---------- Material for this task ----------

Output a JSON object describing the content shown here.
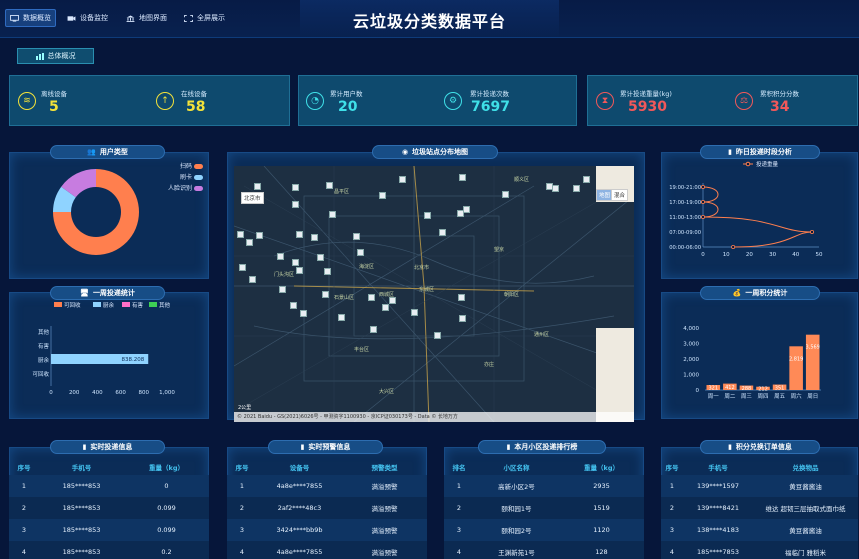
{
  "header": {
    "title": "云垃圾分类数据平台",
    "nav": [
      {
        "label": "数据概览",
        "icon": "monitor-icon",
        "active": true
      },
      {
        "label": "设备监控",
        "icon": "camera-icon",
        "active": false
      },
      {
        "label": "地图界面",
        "icon": "building-icon",
        "active": false
      },
      {
        "label": "全屏展示",
        "icon": "fullscreen-icon",
        "active": false
      }
    ]
  },
  "overview_tab": {
    "label": "总体概况"
  },
  "stats": [
    {
      "label": "离线设备",
      "value": "5",
      "color": "#f3e23a",
      "icon": "wifi-off-icon"
    },
    {
      "label": "在线设备",
      "value": "58",
      "color": "#f3e23a",
      "icon": "upload-icon"
    },
    {
      "label": "累计用户数",
      "value": "20",
      "color": "#3fe0e8",
      "icon": "user-circle-icon"
    },
    {
      "label": "累计投递次数",
      "value": "7697",
      "color": "#3fe0e8",
      "icon": "gear-icon"
    },
    {
      "label": "累计投递重量(kg)",
      "value": "5930",
      "color": "#f0585a",
      "icon": "hourglass-icon"
    },
    {
      "label": "累积积分分数",
      "value": "34",
      "color": "#f0585a",
      "icon": "scale-icon"
    }
  ],
  "user_type": {
    "title": "用户类型",
    "legend": [
      "扫码",
      "刷卡",
      "人脸识别"
    ],
    "colors": [
      "#ff7f4e",
      "#8fd3ff",
      "#c77ce0"
    ]
  },
  "weekly_delivery": {
    "title": "一周投递统计",
    "legend": [
      "可回收",
      "厨余",
      "有害",
      "其他"
    ],
    "colors": [
      "#ff7f4e",
      "#8fd3ff",
      "#ff6ec7",
      "#3ecf55"
    ]
  },
  "map_panel": {
    "title": "垃圾站点分布地图",
    "city_chip": "北京市",
    "map_types": [
      "地图",
      "混合"
    ],
    "copyright": "© 2021 Baidu - GS(2021)6026号 - 甲测资字1100930 - 京ICP证030173号 - Data © 长地万方",
    "scale": "2公里",
    "places": [
      "北京市",
      "海淀区",
      "西城区",
      "东城区",
      "朝阳区",
      "丰台区",
      "石景山区",
      "大兴区",
      "通州区",
      "昌平区",
      "顺义区",
      "门头沟区",
      "望京",
      "亦庄"
    ]
  },
  "yesterday_time": {
    "title": "昨日投递时段分析",
    "legend": "投递重量"
  },
  "weekly_points": {
    "title": "一周积分统计"
  },
  "chart_data": [
    {
      "type": "pie",
      "labels": [
        "扫码",
        "刷卡",
        "人脸识别"
      ],
      "values": [
        75,
        10,
        15
      ]
    },
    {
      "type": "bar",
      "orientation": "horizontal",
      "categories": [
        "可回收",
        "厨余",
        "有害",
        "其他"
      ],
      "series": [
        {
          "name": "厨余",
          "values": [
            0,
            838.208,
            0,
            0
          ]
        }
      ],
      "xlim": [
        0,
        1000
      ],
      "xticks": [
        "0",
        "200",
        "400",
        "600",
        "800",
        "1,000"
      ],
      "data_label": "838.208"
    },
    {
      "type": "line",
      "categories": [
        "00:00-06:00",
        "07:00-09:00",
        "11:00-13:00",
        "17:00-19:00",
        "19:00-21:00"
      ],
      "series": [
        {
          "name": "投递重量",
          "values": [
            13,
            47,
            0,
            0,
            0
          ]
        }
      ],
      "xlim": [
        0,
        50
      ],
      "xticks": [
        "0",
        "10",
        "20",
        "30",
        "40",
        "50"
      ]
    },
    {
      "type": "bar",
      "categories": [
        "周一",
        "周二",
        "周三",
        "周四",
        "周五",
        "周六",
        "周日"
      ],
      "values": [
        321,
        412,
        288,
        212,
        351,
        2819,
        3569
      ],
      "ylim": [
        0,
        4000
      ],
      "yticks": [
        "0",
        "1,000",
        "2,000",
        "3,000",
        "4,000"
      ]
    }
  ],
  "tables": [
    {
      "title": "实时投递信息",
      "headers": [
        "序号",
        "手机号",
        "重量（kg）"
      ],
      "rows": [
        [
          "1",
          "185****853",
          "0"
        ],
        [
          "2",
          "185****853",
          "0.099"
        ],
        [
          "3",
          "185****853",
          "0.099"
        ],
        [
          "4",
          "185****853",
          "0.2"
        ]
      ]
    },
    {
      "title": "实时预警信息",
      "headers": [
        "序号",
        "设备号",
        "预警类型"
      ],
      "rows": [
        [
          "1",
          "4a8e****7855",
          "满溢预警"
        ],
        [
          "2",
          "2af2****48c3",
          "满溢预警"
        ],
        [
          "3",
          "3424****bb9b",
          "满溢预警"
        ],
        [
          "4",
          "4a8e****7855",
          "满溢预警"
        ]
      ]
    },
    {
      "title": "本月小区投递排行榜",
      "headers": [
        "排名",
        "小区名称",
        "重量（kg）"
      ],
      "rows": [
        [
          "1",
          "高新小区2号",
          "2935"
        ],
        [
          "2",
          "颐和园1号",
          "1519"
        ],
        [
          "3",
          "颐和园2号",
          "1120"
        ],
        [
          "4",
          "王渊新苑1号",
          "128"
        ]
      ]
    },
    {
      "title": "积分兑换订单信息",
      "headers": [
        "序号",
        "手机号",
        "兑换物品"
      ],
      "rows": [
        [
          "1",
          "139****1597",
          "黄豆酱酱油"
        ],
        [
          "2",
          "139****8421",
          "维达 超韧三层抽取式面巾纸"
        ],
        [
          "3",
          "138****4183",
          "黄豆酱酱油"
        ],
        [
          "4",
          "185****7853",
          "福临门 雅稻米"
        ]
      ]
    }
  ]
}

----------

▶ _Work required_
Collect from the data above every line that includes "icon".

▶ _Response to this exercise_
        "icon": "monitor-icon",
        "icon": "camera-icon",
        "icon": "building-icon",
        "icon": "fullscreen-icon",
      "icon": "wifi-off-icon"
      "icon": "upload-icon"
      "icon": "user-circle-icon"
      "icon": "gear-icon"
      "icon": "hourglass-icon"
      "icon": "scale-icon"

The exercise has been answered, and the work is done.